Material for this task:
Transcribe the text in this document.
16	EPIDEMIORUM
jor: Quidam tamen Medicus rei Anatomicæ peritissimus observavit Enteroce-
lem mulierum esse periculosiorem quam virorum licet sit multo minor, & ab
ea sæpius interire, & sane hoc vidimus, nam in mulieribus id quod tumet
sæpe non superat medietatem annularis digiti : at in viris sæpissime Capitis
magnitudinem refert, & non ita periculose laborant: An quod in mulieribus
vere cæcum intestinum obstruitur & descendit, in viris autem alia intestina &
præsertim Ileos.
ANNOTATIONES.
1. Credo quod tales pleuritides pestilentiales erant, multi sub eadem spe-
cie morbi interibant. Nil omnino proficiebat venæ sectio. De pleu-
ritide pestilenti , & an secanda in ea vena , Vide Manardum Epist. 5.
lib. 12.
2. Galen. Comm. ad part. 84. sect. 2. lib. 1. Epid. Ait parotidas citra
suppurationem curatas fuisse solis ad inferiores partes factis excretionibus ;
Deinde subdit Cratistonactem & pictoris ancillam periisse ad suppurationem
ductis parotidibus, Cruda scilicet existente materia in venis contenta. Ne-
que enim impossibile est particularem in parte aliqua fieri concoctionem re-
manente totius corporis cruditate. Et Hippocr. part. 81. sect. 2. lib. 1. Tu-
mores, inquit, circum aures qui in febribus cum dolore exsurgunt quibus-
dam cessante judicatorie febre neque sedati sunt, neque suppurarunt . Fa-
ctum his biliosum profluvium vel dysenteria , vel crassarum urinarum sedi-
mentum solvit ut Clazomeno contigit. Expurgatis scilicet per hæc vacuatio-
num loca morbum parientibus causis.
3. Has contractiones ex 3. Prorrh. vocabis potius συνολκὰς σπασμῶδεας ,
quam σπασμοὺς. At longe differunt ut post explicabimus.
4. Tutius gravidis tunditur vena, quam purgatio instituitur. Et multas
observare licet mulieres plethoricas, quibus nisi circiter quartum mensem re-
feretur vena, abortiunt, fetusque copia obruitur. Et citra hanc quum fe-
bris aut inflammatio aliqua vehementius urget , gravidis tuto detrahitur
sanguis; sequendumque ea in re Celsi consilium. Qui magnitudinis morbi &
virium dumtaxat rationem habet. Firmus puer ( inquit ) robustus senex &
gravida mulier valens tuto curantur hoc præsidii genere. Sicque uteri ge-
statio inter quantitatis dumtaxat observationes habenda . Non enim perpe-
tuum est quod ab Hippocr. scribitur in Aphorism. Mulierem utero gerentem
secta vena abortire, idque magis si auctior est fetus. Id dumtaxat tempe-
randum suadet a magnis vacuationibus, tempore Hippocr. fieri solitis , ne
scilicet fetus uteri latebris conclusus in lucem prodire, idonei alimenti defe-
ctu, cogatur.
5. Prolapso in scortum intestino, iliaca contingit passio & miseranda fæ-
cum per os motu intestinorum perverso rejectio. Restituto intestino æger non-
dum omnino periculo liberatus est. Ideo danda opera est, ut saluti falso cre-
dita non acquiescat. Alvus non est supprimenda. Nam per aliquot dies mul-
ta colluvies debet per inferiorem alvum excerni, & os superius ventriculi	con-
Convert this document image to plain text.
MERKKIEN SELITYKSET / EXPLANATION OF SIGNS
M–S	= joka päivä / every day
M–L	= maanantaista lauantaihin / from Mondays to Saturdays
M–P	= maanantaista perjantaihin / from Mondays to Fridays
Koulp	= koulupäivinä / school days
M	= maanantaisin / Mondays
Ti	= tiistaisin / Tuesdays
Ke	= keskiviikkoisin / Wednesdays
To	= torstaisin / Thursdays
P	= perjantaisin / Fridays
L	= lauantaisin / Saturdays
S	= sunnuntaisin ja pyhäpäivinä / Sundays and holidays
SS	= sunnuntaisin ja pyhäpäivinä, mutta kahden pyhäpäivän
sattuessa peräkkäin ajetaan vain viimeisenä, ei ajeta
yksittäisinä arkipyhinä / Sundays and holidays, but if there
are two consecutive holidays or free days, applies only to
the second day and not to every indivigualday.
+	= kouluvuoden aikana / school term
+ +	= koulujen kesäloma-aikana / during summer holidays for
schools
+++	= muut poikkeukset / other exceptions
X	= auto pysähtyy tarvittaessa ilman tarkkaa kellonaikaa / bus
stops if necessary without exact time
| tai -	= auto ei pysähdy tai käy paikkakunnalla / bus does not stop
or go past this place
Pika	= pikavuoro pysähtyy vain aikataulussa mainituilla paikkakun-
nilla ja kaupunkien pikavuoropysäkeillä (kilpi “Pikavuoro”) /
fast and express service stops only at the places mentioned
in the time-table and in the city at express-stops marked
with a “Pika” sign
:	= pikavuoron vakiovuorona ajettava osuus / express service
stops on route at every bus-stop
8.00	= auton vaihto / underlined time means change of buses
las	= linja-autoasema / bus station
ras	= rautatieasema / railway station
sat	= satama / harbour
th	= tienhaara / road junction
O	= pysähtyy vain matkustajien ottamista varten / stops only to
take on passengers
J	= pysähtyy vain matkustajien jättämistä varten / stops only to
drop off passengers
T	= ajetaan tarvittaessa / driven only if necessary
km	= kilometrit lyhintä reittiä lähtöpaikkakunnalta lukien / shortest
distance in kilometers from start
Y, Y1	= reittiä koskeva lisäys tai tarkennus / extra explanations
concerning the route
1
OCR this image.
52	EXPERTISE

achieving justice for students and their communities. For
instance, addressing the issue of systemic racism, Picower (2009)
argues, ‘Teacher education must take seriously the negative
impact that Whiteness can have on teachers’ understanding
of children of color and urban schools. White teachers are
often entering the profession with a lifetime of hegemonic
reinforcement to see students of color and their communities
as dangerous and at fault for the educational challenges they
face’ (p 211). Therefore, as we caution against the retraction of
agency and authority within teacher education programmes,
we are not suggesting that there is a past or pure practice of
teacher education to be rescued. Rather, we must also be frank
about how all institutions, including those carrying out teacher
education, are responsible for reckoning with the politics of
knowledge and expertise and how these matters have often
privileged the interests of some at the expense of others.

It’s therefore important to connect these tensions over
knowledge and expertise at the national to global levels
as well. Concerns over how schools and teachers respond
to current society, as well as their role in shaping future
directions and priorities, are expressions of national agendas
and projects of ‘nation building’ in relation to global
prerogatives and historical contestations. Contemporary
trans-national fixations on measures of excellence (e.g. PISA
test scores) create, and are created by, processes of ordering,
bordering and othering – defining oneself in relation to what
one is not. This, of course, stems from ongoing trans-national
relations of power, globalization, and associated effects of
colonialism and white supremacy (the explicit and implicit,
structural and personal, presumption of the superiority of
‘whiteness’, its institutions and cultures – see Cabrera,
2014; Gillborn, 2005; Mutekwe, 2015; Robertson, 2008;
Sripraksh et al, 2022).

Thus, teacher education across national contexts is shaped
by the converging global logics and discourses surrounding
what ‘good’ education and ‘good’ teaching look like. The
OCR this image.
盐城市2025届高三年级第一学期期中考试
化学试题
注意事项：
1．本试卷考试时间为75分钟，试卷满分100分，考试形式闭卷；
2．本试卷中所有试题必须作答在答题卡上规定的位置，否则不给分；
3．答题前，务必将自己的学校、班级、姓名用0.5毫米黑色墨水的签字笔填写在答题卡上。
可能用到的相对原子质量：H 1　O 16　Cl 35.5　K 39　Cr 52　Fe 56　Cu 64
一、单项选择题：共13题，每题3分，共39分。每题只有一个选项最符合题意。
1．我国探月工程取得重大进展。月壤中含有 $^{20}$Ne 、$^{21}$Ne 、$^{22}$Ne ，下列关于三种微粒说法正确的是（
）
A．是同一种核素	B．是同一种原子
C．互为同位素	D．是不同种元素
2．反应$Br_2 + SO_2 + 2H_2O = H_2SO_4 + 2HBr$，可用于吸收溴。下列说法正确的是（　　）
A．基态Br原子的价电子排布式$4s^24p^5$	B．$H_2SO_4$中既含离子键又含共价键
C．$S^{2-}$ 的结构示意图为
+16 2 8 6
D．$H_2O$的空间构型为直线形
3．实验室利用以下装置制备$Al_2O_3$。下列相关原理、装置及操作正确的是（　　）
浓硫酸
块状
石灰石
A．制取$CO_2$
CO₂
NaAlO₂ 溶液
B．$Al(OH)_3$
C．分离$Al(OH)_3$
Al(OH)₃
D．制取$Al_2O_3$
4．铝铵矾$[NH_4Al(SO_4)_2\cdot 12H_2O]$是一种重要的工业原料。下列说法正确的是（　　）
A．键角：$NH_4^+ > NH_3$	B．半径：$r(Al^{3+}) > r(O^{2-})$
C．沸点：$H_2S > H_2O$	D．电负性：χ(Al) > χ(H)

To do:
Which lines hold the word "every"? Copy all of them.

Task output:
M–S	= joka päivä / every day
the second day and not to every indivigualday.
stops on route at every bus-stop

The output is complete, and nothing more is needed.